> SOURCE EXTRACT
Other items relating to real estate include advertisements for the new firm of Ruggles and Bland, who opened their office in the newest of the structures in the Temple Block and built by F.P.F. Temple in 1871 (it housed the Temple and Workman bank with many professionals, including doctors, lawyers, and real estate agents occupying offices on the upper two floors); Wolenberg and Bettis (who also were copyists, handled collections of debt and did general commission work); the Los Angeles City Homestead Association, whose president was Ozro W. Childs and whose treasurer was John G. Downey and whose lands were at the far southern part of town at Figueroa and Washington [Childs and Downey were among the founders of the University of Southern California, which opened in 1880]; and Prudent Beaudry, the newly elected mayor of Los Angeles and who had extensive lands for sale on Bunker Hill and surrounding areas west of downtown.
Speaking of railroads, there was a short note that “track-laying on the Anaheim branch” of the Southern Pacific’s line from Florence, south of Los Angeles, to the town which later became part of Orange County, “will be completed early this week,” assuming, however, that “the construction force do not devote too much attention to Christmas.” To which one might add, “Bah, Humbug!” The Southern Pacific, having been induced by legislation to build a line from San Franciso to Yuma, Arizona through Los Angeles, completed a line east from Los Angeles to the Rancho La Puente by spring 1874 and then pushed on to Spadra, in what is now Pomona. The line to the future Orange County was the other “branch line,” while the main line north was being pushed through the newly established town of San Fernando. An editorial praised the proposed Los Angeles and Pacific Railroad, slated to terminate at a wharf where Ballona Creek empties into the Pacific and which was part of the Centinela townsite project, which included F.P.F. Temple as president and William Workman as an investor.
Another interesting item comprised another rumor emanating from San Francisco that Downey bought the Los Angeles Star, the city’s oldest newspaper, dating back to 1851, and was installing Joseph D. Lynch, who’d edited a San Diego newspaper recently, to run it as his organ for a purported campaign for governor on the Democratic ticket. Downey was governor in the early 1860s, having been elected lieutenant governor, but then assuming office when Milton Latham, after just five days as chief executive, resigned to take appointment as a United States Senator. The rumor that Downey was to run again some fifteen years later, however, along with the assertion about the Star proved to the false.
In the brief capsules of local news are some interesting items, including the news that Josefa Argüello de Celis, born in a prominent early California family and widow of Eulogio, a Spaniard and merchant who owned most of the former lands of the Mission San Fernando until his death in 1869, arrived the day before from Spain, where the family moved in 1853. She was accompanied by two sons (one, Fernando, born in Spain while the other Jose Miguel was born in Los Angeles in 1850) while another son, Eulogio F., had just completed his second term on the Los Angeles Common Council and was proprietor of the long-running Spanish-language newspaper, La Cronica, which was later published by Thomas W. Temple, eldest child of Antonia Margarita Workman and F.P.F. Temple. Doña Josefa returned because Eulogio F. was removed as administrator for his father’s estate because of poor management and she was appointed in his stead. She remained in Los Angeles until her death in 1893.

> DATASET EXTRACT
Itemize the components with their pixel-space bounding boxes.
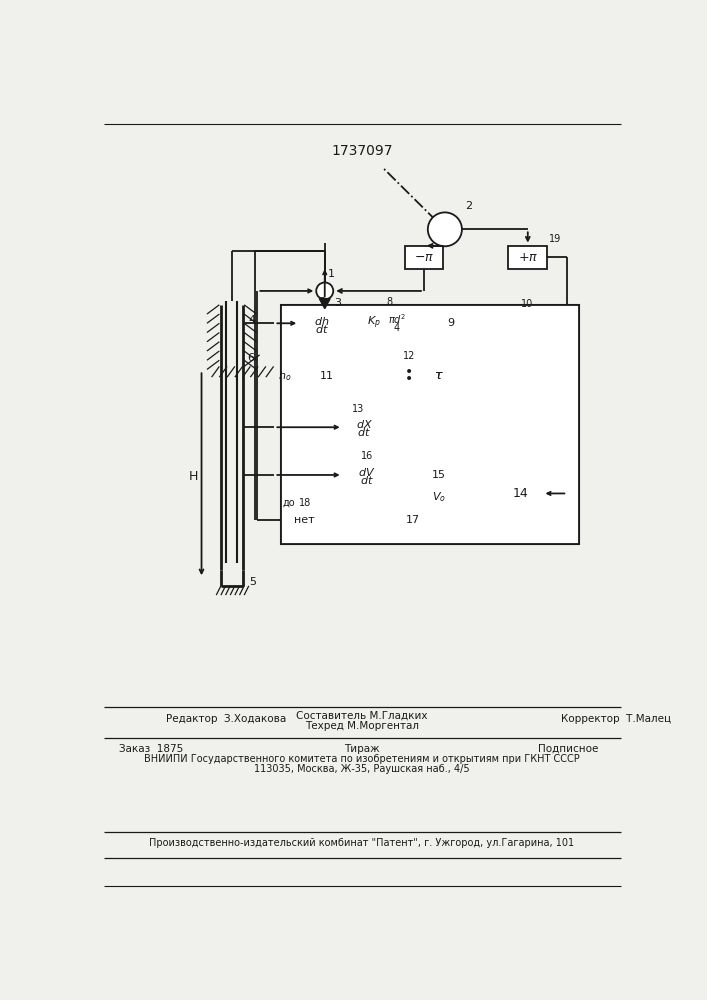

> DESCRIPTION OF THE TASK
Reproduce word for word the part of the Los Angeles news passage starting with "Another interesting item" and going on through "to the false.".

> EXPECTED ANSWER
Another interesting item comprised another rumor emanating from San Francisco that Downey bought the Los Angeles Star, the city’s oldest newspaper, dating back to 1851, and was installing Joseph D. Lynch, who’d edited a San Diego newspaper recently, to run it as his organ for a purported campaign for governor on the Democratic ticket. Downey was governor in the early 1860s, having been elected lieutenant governor, but then assuming office when Milton Latham, after just five days as chief executive, resigned to take appointment as a United States Senator. The rumor that Downey was to run again some fifteen years later, however, along with the assertion about the Star proved to the false.